# Passage given
++++++

Boost logo

Boost :

Subject: Re: [boost] ACID transactions/flushing/MySQL InnoDB
From: Dean Michael Berris (mikhailberis_at_[hidden])
Date: 2009-12-10 15:47:53


On Fri, Dec 11, 2009 at 6:02 AM, Stefan Strasser <strasser_at_[hidden]> wrote:
>
> thank you very much for both your answers.
> but they don't solve the mystery, please see below.
>

Let me try one more time. ;)

>
> Am Thursday 10 December 2009 16:40:12 schrieb Dean Michael Berris:
>> > what I find surprising is the performance of MySQL for small
>> > transactions. while my library spends 90% of its time waiting for the
>> > disk to flush a transaction, InnoDB uses 100% CPU and barely uses any
>> > disk.
>>
>> Am I reading this correctly, you're doing something with persistence
>> of tuples to disk, allowing indexed access to this persisted data, and
>
> persistence yes, tuples no. persistent objects.
> in the backend that means: chunks of arbitrary sized data.
> there is some indexing going on, but it isn't relevant to this case because
> small transactions are dumped to the log on commit. the data files are only
> updated from time to time, to avoid additional disk syncs.
>

When you say logged on commit, are you writing to a file that's
already created with enough space, or are you writing to a file which
is "grown" every time you add data to it? Apparently this matters and
this is how InnoDB does its log file management.

++++++

# What to do
A - How would you put this sentence from the Boost thread on transaction flushing into Spanish: "the data files are only updated from time to time, to avoid additional disk syncs."?
B - Could you write the next part of the reply in the Boost thread on transaction flushing, picking up right after its final sentence?

# Provided material
++++++

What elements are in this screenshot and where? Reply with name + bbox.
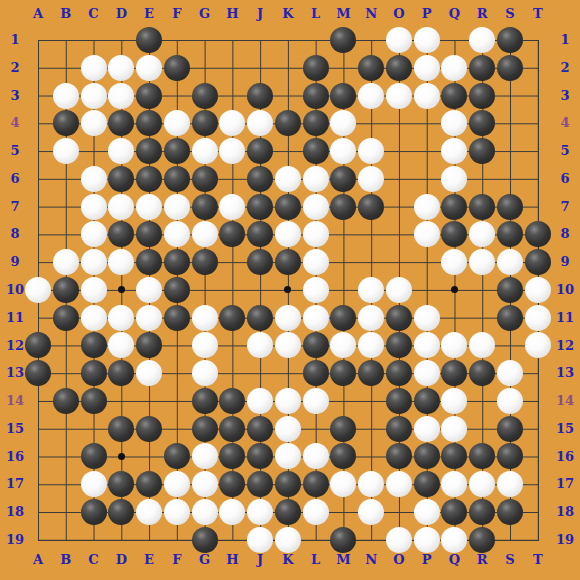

++++++

# Solved tasks
A - Los archivos de datos solo se actualizan de vez en cuando, para evitar sincronizaciones de disco adicionales.

B -
What you can try doing is creating a fixed-size file first (initially
maybe 10M) then writing from the start of the file and growing the
file in fixed size increments.

> Am Thursday 10 December 2009 16:56:27 schrieb Jose:
>> This is the setting where you can change the performance vs durability
>> tradeoff:
>>
>> If the value of innodb_flush_log_at_trx_commit is
>
> thanks, I didn't know about this. but the value was 1 by default, so MySQL
> claims to flush for each transactions.
>
> but, including all the SQL parsing, running 10000 small transactions takes
> about 4 seconds on my system.
> while this little code snippet alone takes 6-7 seconds, with much more disk
> usage:
>

What InnoDB does is puts everything that fits in memory up there, and
keeps it there. Small transactions will write to the log file, but not
write all the data directly to disk right away.

>  int fd=open("test.bin",O_RDWR | O_CREAT | O_NOATIME);
>  for(int c=0;c<10000;++c){
>    write(fd,&data,1);
>    fsync(fd);
>  }
>

It looks like you're writing to a file that is created but not set to
contain enough data to hold all the 10k data elements. Try zero'ing
out the file first (or growing it to the desired size) then try again.
What you want to do to increase performance (on Linux at least):

  * Leverage the VFS Cache
  * Allow the OS to keep your file in memory unknown to you
  * Leverage the buffers at the OS level

Because you're using fsync, you're asking the kernel to do it for you
-- and if your file is already in the vfs cache, the chances of fsync
returning quicker is higher due to write caching at the OS level.

> neither fdatasync(), O_WRONLY, nor writing whole sectors instead of just a
> byte make a difference. MySQL also claims to use fsync on the page you
> linked.
>
> do you have an explanation for this?
>

They use fsync on the log file, not the data file which IIRC is still
an mmap'ed region. And because their file is already of a certain size
and is usually cached effectively by the OS, they get better
performance numbers even if they keep using fsync on a descriptor.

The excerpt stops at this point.